Work to complete -> Copy each line in which the string "data" occurs.

Information given ->
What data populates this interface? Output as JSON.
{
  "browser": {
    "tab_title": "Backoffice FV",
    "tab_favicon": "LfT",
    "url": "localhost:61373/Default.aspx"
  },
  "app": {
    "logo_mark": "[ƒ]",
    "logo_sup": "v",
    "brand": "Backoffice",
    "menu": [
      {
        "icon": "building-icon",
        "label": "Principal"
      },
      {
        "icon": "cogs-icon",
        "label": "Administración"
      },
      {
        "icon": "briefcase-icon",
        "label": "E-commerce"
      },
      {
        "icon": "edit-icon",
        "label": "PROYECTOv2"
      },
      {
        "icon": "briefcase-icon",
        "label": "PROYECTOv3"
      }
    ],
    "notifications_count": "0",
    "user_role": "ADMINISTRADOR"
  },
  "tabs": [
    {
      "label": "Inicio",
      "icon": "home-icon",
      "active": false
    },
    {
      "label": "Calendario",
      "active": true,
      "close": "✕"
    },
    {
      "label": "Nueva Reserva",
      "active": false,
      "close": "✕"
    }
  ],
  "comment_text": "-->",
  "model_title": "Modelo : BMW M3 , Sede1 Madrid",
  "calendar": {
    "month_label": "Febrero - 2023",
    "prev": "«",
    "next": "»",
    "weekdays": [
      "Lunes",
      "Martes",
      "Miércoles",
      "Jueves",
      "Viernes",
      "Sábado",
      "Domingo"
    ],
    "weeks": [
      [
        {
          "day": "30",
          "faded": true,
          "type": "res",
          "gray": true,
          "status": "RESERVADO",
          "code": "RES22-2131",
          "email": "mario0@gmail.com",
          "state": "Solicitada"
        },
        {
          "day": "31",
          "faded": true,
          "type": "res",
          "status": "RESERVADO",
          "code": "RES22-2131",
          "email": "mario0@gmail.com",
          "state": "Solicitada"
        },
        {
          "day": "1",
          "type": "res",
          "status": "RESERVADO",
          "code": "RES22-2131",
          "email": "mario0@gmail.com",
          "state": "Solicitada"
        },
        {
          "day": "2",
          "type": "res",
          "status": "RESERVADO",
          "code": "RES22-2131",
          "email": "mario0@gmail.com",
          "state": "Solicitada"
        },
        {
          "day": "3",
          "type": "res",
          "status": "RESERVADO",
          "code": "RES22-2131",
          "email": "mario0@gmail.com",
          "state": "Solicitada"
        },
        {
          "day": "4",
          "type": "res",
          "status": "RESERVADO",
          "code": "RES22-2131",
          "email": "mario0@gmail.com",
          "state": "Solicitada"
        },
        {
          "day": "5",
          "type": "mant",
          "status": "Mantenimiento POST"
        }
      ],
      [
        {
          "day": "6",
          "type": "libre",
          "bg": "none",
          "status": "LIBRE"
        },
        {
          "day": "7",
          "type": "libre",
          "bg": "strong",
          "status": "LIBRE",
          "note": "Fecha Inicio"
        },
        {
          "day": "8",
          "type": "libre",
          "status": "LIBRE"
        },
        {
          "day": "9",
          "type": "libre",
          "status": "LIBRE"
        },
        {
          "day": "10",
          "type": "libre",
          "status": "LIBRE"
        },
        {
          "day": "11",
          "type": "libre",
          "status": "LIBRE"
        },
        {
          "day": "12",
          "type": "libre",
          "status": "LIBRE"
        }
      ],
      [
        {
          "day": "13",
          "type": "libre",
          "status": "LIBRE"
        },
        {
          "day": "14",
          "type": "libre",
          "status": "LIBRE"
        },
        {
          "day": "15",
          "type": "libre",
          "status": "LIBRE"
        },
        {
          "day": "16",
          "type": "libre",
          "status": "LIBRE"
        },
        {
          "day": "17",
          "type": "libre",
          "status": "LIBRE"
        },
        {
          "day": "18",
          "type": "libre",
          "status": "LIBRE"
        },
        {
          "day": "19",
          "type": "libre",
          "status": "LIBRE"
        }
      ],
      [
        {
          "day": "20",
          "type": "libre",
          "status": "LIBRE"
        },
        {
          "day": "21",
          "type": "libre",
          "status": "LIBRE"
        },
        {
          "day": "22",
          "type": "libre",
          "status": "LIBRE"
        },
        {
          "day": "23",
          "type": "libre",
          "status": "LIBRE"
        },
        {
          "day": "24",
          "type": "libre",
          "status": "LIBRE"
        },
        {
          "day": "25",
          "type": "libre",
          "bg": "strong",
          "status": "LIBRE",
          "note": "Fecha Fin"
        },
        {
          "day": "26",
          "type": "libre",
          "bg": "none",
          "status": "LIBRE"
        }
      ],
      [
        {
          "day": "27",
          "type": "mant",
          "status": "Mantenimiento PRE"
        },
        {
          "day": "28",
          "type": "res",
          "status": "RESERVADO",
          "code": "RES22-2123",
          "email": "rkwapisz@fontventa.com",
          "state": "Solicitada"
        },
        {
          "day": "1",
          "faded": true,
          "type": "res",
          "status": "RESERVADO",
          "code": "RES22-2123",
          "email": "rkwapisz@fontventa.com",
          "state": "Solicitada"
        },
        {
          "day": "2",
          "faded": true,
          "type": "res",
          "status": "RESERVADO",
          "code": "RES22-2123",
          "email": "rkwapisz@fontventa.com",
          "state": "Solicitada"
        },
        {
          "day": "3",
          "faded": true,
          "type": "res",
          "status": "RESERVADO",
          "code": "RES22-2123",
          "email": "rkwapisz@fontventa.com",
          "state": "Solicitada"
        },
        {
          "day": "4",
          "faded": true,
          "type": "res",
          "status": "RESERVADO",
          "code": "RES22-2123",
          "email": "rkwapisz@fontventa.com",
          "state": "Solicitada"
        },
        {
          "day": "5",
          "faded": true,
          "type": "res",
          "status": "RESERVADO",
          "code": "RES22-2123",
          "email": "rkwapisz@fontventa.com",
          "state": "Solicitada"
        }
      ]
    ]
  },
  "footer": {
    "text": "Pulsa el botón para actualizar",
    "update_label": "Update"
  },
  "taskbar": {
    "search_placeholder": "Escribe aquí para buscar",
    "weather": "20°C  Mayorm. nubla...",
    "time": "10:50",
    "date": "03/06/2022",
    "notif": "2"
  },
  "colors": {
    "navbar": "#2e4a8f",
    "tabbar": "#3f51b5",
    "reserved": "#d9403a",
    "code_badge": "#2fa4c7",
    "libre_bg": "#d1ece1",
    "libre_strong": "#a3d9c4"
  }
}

...

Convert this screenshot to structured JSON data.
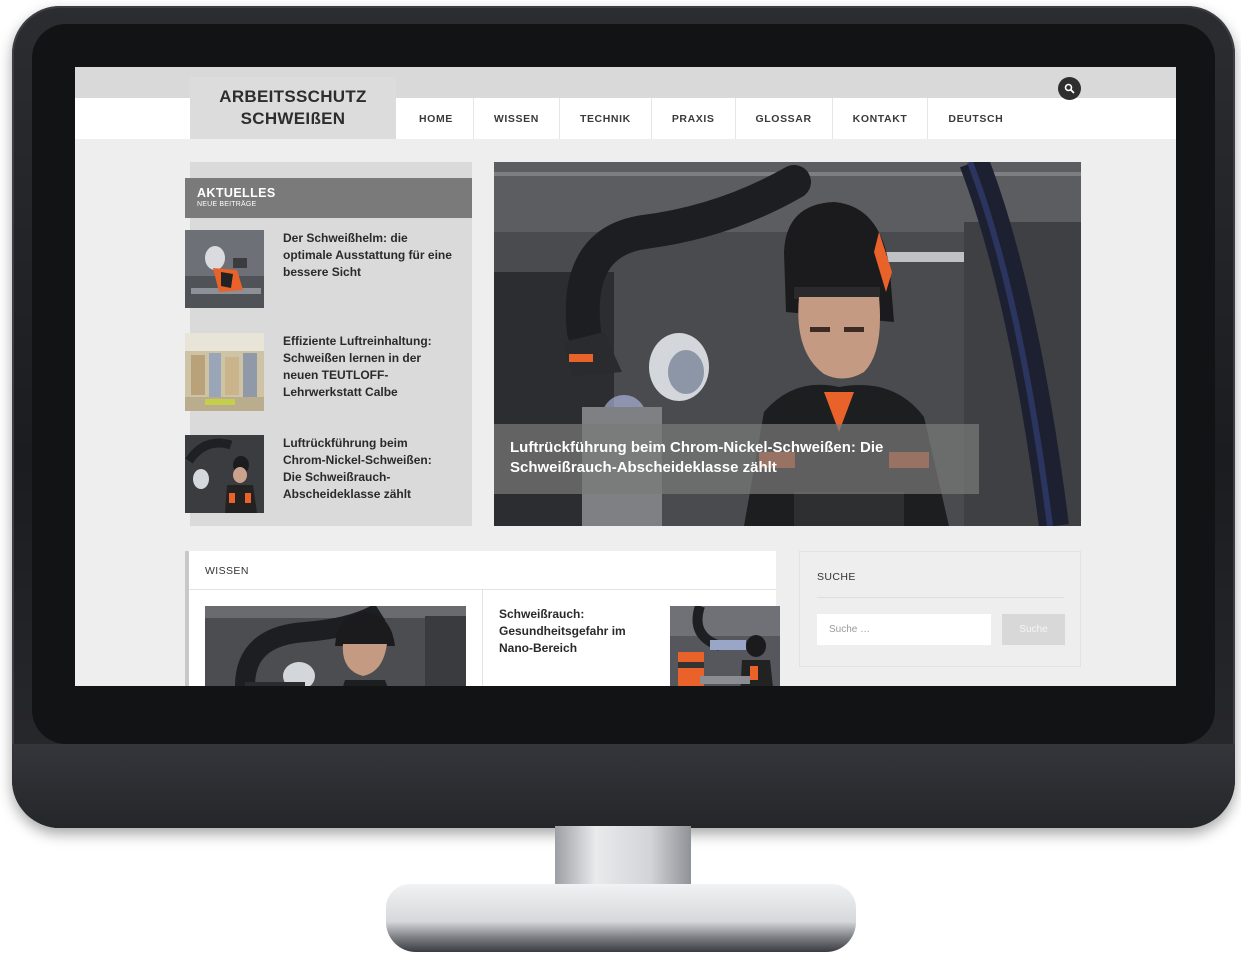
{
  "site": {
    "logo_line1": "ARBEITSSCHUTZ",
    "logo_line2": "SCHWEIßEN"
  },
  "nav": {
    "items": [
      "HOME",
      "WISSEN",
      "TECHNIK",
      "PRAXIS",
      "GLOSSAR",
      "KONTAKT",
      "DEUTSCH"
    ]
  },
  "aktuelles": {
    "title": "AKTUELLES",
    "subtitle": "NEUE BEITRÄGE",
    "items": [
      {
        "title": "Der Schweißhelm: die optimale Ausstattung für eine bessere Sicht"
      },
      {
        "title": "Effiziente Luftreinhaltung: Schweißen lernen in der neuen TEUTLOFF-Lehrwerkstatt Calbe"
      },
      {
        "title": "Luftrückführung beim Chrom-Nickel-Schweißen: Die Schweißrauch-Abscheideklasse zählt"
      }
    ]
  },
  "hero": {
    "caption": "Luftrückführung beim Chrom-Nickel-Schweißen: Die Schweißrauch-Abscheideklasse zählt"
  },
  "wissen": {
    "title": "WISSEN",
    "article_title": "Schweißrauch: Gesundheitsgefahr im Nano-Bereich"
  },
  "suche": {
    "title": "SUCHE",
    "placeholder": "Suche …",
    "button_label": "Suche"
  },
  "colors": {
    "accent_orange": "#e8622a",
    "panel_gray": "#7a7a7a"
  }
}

Task response ->
What data populates this interface? Output as JSON.
Convert this screenshot to structured JSON data.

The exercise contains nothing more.